- **WHAT IS EXPECTED**
Without the pictures, give the entries below again exactly as written.

- **THE DATA**
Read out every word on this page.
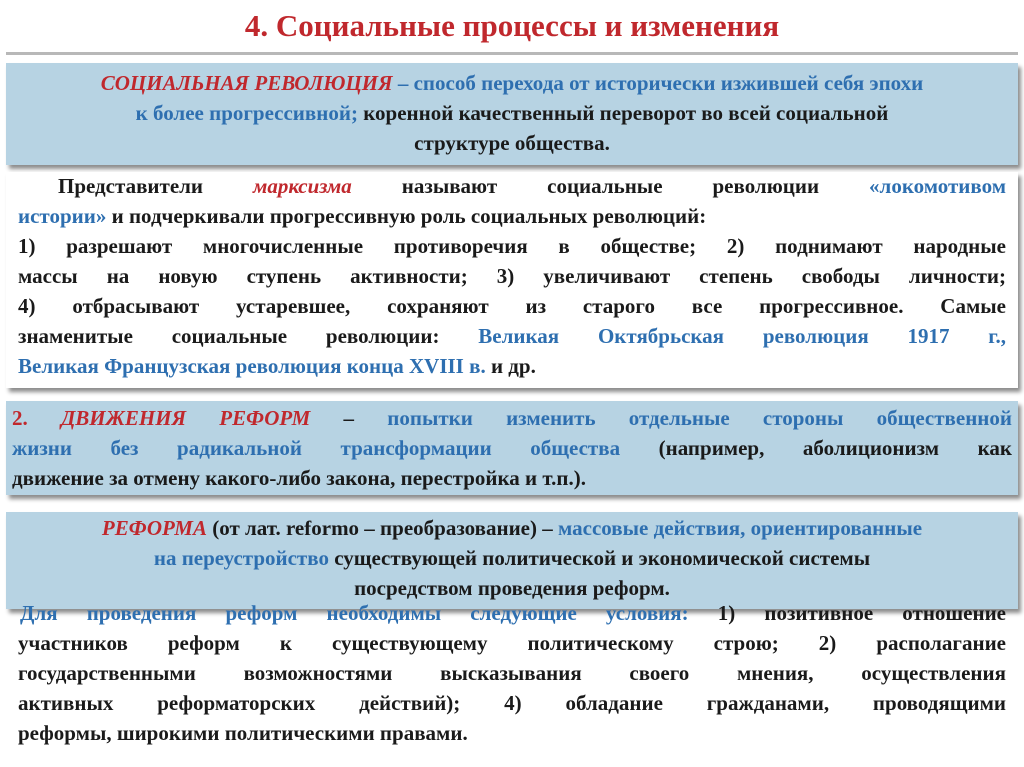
4. Социальные процессы и изменения
СОЦИАЛЬНАЯ РЕВОЛЮЦИЯ – способ перехода от исторически изжившей себя эпохи
к более прогрессивной; коренной качественный переворот во всей социальной
структуре общества.
Представители марксизма называют социальные революции «локомотивом
истории» и подчеркивали прогрессивную роль социальных революций:
1) разрешают многочисленные противоречия в обществе; 2) поднимают народные
массы на новую ступень активности; 3) увеличивают степень свободы личности;
4) отбрасывают устаревшее, сохраняют из старого все прогрессивное. Самые
знаменитые социальные революции: Великая Октябрьская революция 1917 г.,
Великая Французская революция конца XVIII в. и др.
2. ДВИЖЕНИЯ РЕФОРМ – попытки изменить отдельные стороны общественной
жизни без радикальной трансформации общества (например, аболиционизм как
движение за отмену какого-либо закона, перестройка и т.п.).
РЕФОРМА (от лат. reformo – преобразование) – массовые действия, ориентированные
на переустройство существующей политической и экономической системы
посредством проведения реформ.
Для проведения реформ необходимы следующие условия: 1) позитивное отношение
участников реформ к существующему политическому строю; 2) располагание
государственными возможностями высказывания своего мнения, осуществления
активных реформаторских действий); 4) обладание гражданами, проводящими
реформы, широкими политическими правами.
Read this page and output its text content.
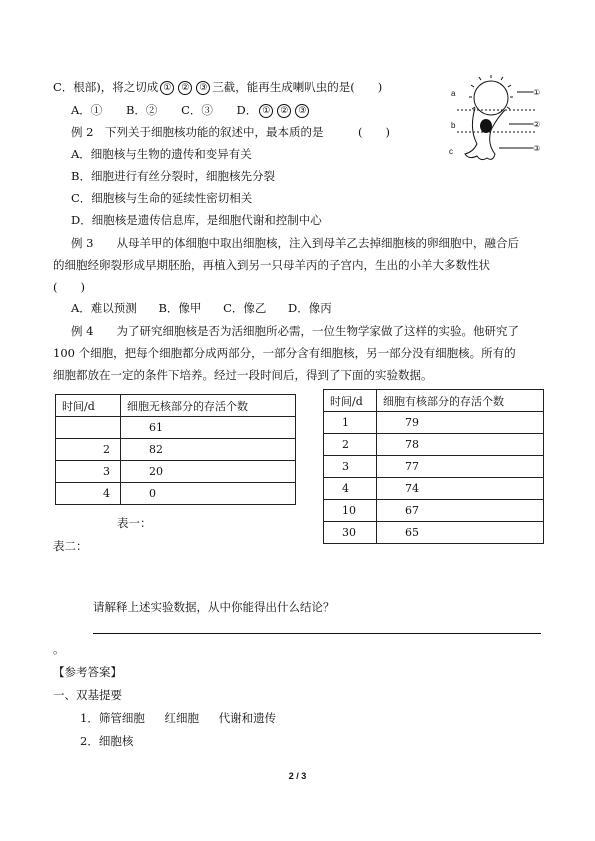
C．根部)，将之切成 ① ② ③ 三截，能再生成喇叭虫的是(　　)
A．① B．② C．③ D． ① ② ③
a
b
c
①
②
③
例 2　下列关于细胞核功能的叙述中，最本质的是　　　(　　)
A．细胞核与生物的遗传和变异有关
B．细胞进行有丝分裂时，细胞核先分裂
C．细胞核与生命的延续性密切相关
D．细胞核是遗传信息库，是细胞代谢和控制中心
例 3　　从母羊甲的体细胞中取出细胞核，注入到母羊乙去掉细胞核的卵细胞中，融合后
的细胞经卵裂形成早期胚胎，再植入到另一只母羊丙的子宫内，生出的小羊大多数性状
(　　)
A．难以预测 B．像甲 C．像乙 D．像丙
例 4　　为了研究细胞核是否为活细胞所必需，一位生物学家做了这样的实验。他研究了
100 个细胞，把每个细胞都分成两部分，一部分含有细胞核，另一部分没有细胞核。所有的
细胞都放在一定的条件下培养。经过一段时间后，得到了下面的实验数据。
时间/d	细胞无核部分的存活个数
	61
2	82
3	20
4	0
表一：
时间/d	细胞有核部分的存活个数
1	79
2	78
3	77
4	74
10	67
30	65
表二：
请解释上述实验数据，从中你能得出什么结论？
。
【参考答案】
一、双基提要
1．筛管细胞 红细胞 代谢和遗传
2．细胞核
2 / 3
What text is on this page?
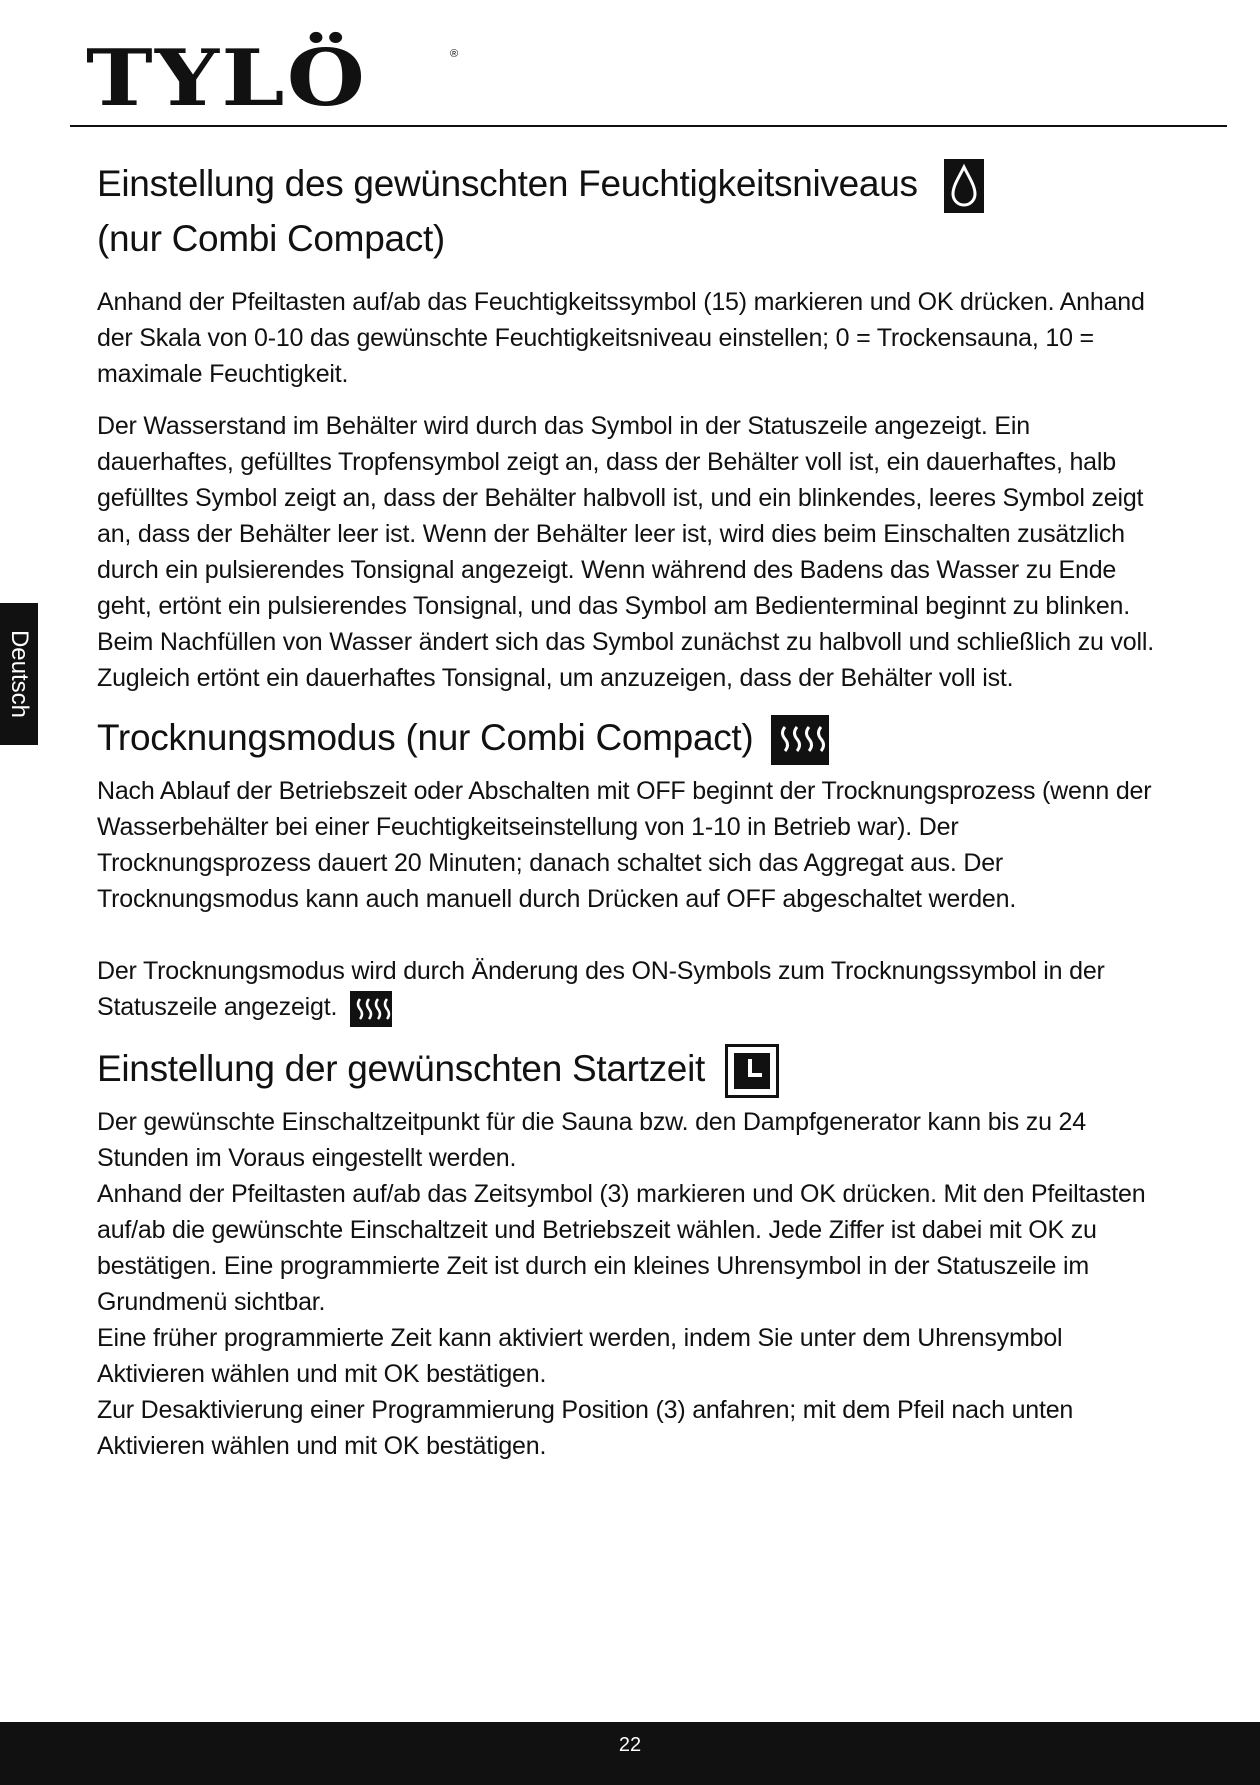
TYLÖ	®
Deutsch
Einstellung des gewünschten Feuchtigkeitsniveaus

(nur Combi Compact)

Anhand der Pfeiltasten auf/ab das Feuchtigkeitssymbol (15) markieren und OK drücken. Anhand der Skala von 0-10 das gewünschte Feuchtigkeitsniveau einstellen; 0 = Trockensauna, 10 = maximale Feuchtigkeit.

Der Wasserstand im Behälter wird durch das Symbol in der Statuszeile angezeigt. Ein dauerhaftes, gefülltes Tropfensymbol zeigt an, dass der Behälter voll ist, ein dauerhaftes, halb gefülltes Symbol zeigt an, dass der Behälter halbvoll ist, und ein blinkendes, leeres Symbol zeigt an, dass der Behälter leer ist. Wenn der Behälter leer ist, wird dies beim Einschalten zusätzlich durch ein pulsierendes Tonsignal angezeigt. Wenn während des Badens das Wasser zu Ende geht, ertönt ein pulsierendes Tonsignal, und das Symbol am Bedienterminal beginnt zu blinken. Beim Nachfüllen von Wasser ändert sich das Symbol zunächst zu halbvoll und schließlich zu voll. Zugleich ertönt ein dauerhaftes Tonsignal, um anzuzeigen, dass der Behälter voll ist.

Trocknungsmodus (nur Combi Compact)

Nach Ablauf der Betriebszeit oder Abschalten mit OFF beginnt der Trocknungsprozess (wenn der Wasserbehälter bei einer Feuchtigkeitseinstellung von 1-10 in Betrieb war). Der Trocknungsprozess dauert 20 Minuten; danach schaltet sich das Aggregat aus. Der Trocknungsmodus kann auch manuell durch Drücken auf OFF abgeschaltet werden.

Der Trocknungsmodus wird durch Änderung des ON-Symbols zum Trocknungssymbol in der Statuszeile angezeigt.

Einstellung der gewünschten Startzeit

Der gewünschte Einschaltzeitpunkt für die Sauna bzw. den Dampfgenerator kann bis zu 24 Stunden im Voraus eingestellt werden.

Anhand der Pfeiltasten auf/ab das Zeitsymbol (3) markieren und OK drücken. Mit den Pfeiltasten auf/ab die gewünschte Einschaltzeit und Betriebszeit wählen. Jede Ziffer ist dabei mit OK zu bestätigen. Eine programmierte Zeit ist durch ein kleines Uhrensymbol in der Statuszeile im Grundmenü sichtbar.

Eine früher programmierte Zeit kann aktiviert werden, indem Sie unter dem Uhrensymbol Aktivieren wählen und mit OK bestätigen.

Zur Desaktivierung einer Programmierung Position (3) anfahren; mit dem Pfeil nach unten Aktivieren wählen und mit OK bestätigen.

22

- **SOLUTION TO THIS TASK**
Read out every word on this page.
4. Социальные процессы и изменения
СОЦИАЛЬНАЯ РЕВОЛЮЦИЯ – способ перехода от исторически изжившей себя эпохи
к более прогрессивной; коренной качественный переворот во всей социальной
структуре общества.
Представители марксизма называют социальные революции «локомотивом
истории» и подчеркивали прогрессивную роль социальных революций:
1) разрешают многочисленные противоречия в обществе; 2) поднимают народные
массы на новую ступень активности; 3) увеличивают степень свободы личности;
4) отбрасывают устаревшее, сохраняют из старого все прогрессивное. Самые
знаменитые социальные революции: Великая Октябрьская революция 1917 г.,
Великая Французская революция конца XVIII в. и др.
2. ДВИЖЕНИЯ РЕФОРМ – попытки изменить отдельные стороны общественной
жизни без радикальной трансформации общества (например, аболиционизм как
движение за отмену какого-либо закона, перестройка и т.п.).
РЕФОРМА (от лат. reformo – преобразование) – массовые действия, ориентированные
на переустройство существующей политической и экономической системы
посредством проведения реформ.
Для проведения реформ необходимы следующие условия: 1) позитивное отношение
участников реформ к существующему политическому строю; 2) располагание
государственными возможностями высказывания своего мнения, осуществления
активных реформаторских действий); 4) обладание гражданами, проводящими
реформы, широкими политическими правами.
Read this page and output its text content.
C．根部)，将之切成 ① ② ③ 三截，能再生成喇叭虫的是(　　)
A．① B．② C．③ D． ① ② ③
a
b
c
①
②
③
例 2　下列关于细胞核功能的叙述中，最本质的是　　　(　　)
A．细胞核与生物的遗传和变异有关
B．细胞进行有丝分裂时，细胞核先分裂
C．细胞核与生命的延续性密切相关
D．细胞核是遗传信息库，是细胞代谢和控制中心
例 3　　从母羊甲的体细胞中取出细胞核，注入到母羊乙去掉细胞核的卵细胞中，融合后
的细胞经卵裂形成早期胚胎，再植入到另一只母羊丙的子宫内，生出的小羊大多数性状
(　　)
A．难以预测 B．像甲 C．像乙 D．像丙
例 4　　为了研究细胞核是否为活细胞所必需，一位生物学家做了这样的实验。他研究了
100 个细胞，把每个细胞都分成两部分，一部分含有细胞核，另一部分没有细胞核。所有的
细胞都放在一定的条件下培养。经过一段时间后，得到了下面的实验数据。
时间/d	细胞无核部分的存活个数
	61
2	82
3	20
4	0
表一：
时间/d	细胞有核部分的存活个数
1	79
2	78
3	77
4	74
10	67
30	65
表二：
请解释上述实验数据，从中你能得出什么结论？
。
【参考答案】
一、双基提要
1．筛管细胞 红细胞 代谢和遗传
2．细胞核
2 / 3
What text is on this page?
TYLÖ	®
Deutsch
Einstellung des gewünschten Feuchtigkeitsniveaus

(nur Combi Compact)

Anhand der Pfeiltasten auf/ab das Feuchtigkeitssymbol (15) markieren und OK drücken. Anhand der Skala von 0-10 das gewünschte Feuchtigkeitsniveau einstellen; 0 = Trockensauna, 10 = maximale Feuchtigkeit.

Der Wasserstand im Behälter wird durch das Symbol in der Statuszeile angezeigt. Ein dauerhaftes, gefülltes Tropfensymbol zeigt an, dass der Behälter voll ist, ein dauerhaftes, halb gefülltes Symbol zeigt an, dass der Behälter halbvoll ist, und ein blinkendes, leeres Symbol zeigt an, dass der Behälter leer ist. Wenn der Behälter leer ist, wird dies beim Einschalten zusätzlich durch ein pulsierendes Tonsignal angezeigt. Wenn während des Badens das Wasser zu Ende geht, ertönt ein pulsierendes Tonsignal, und das Symbol am Bedienterminal beginnt zu blinken. Beim Nachfüllen von Wasser ändert sich das Symbol zunächst zu halbvoll und schließlich zu voll. Zugleich ertönt ein dauerhaftes Tonsignal, um anzuzeigen, dass der Behälter voll ist.

Trocknungsmodus (nur Combi Compact)

Nach Ablauf der Betriebszeit oder Abschalten mit OFF beginnt der Trocknungsprozess (wenn der Wasserbehälter bei einer Feuchtigkeitseinstellung von 1-10 in Betrieb war). Der Trocknungsprozess dauert 20 Minuten; danach schaltet sich das Aggregat aus. Der Trocknungsmodus kann auch manuell durch Drücken auf OFF abgeschaltet werden.

Der Trocknungsmodus wird durch Änderung des ON-Symbols zum Trocknungssymbol in der Statuszeile angezeigt.

Einstellung der gewünschten Startzeit

Der gewünschte Einschaltzeitpunkt für die Sauna bzw. den Dampfgenerator kann bis zu 24 Stunden im Voraus eingestellt werden.

Anhand der Pfeiltasten auf/ab das Zeitsymbol (3) markieren und OK drücken. Mit den Pfeiltasten auf/ab die gewünschte Einschaltzeit und Betriebszeit wählen. Jede Ziffer ist dabei mit OK zu bestätigen. Eine programmierte Zeit ist durch ein kleines Uhrensymbol in der Statuszeile im Grundmenü sichtbar.

Eine früher programmierte Zeit kann aktiviert werden, indem Sie unter dem Uhrensymbol Aktivieren wählen und mit OK bestätigen.

Zur Desaktivierung einer Programmierung Position (3) anfahren; mit dem Pfeil nach unten Aktivieren wählen und mit OK bestätigen.

22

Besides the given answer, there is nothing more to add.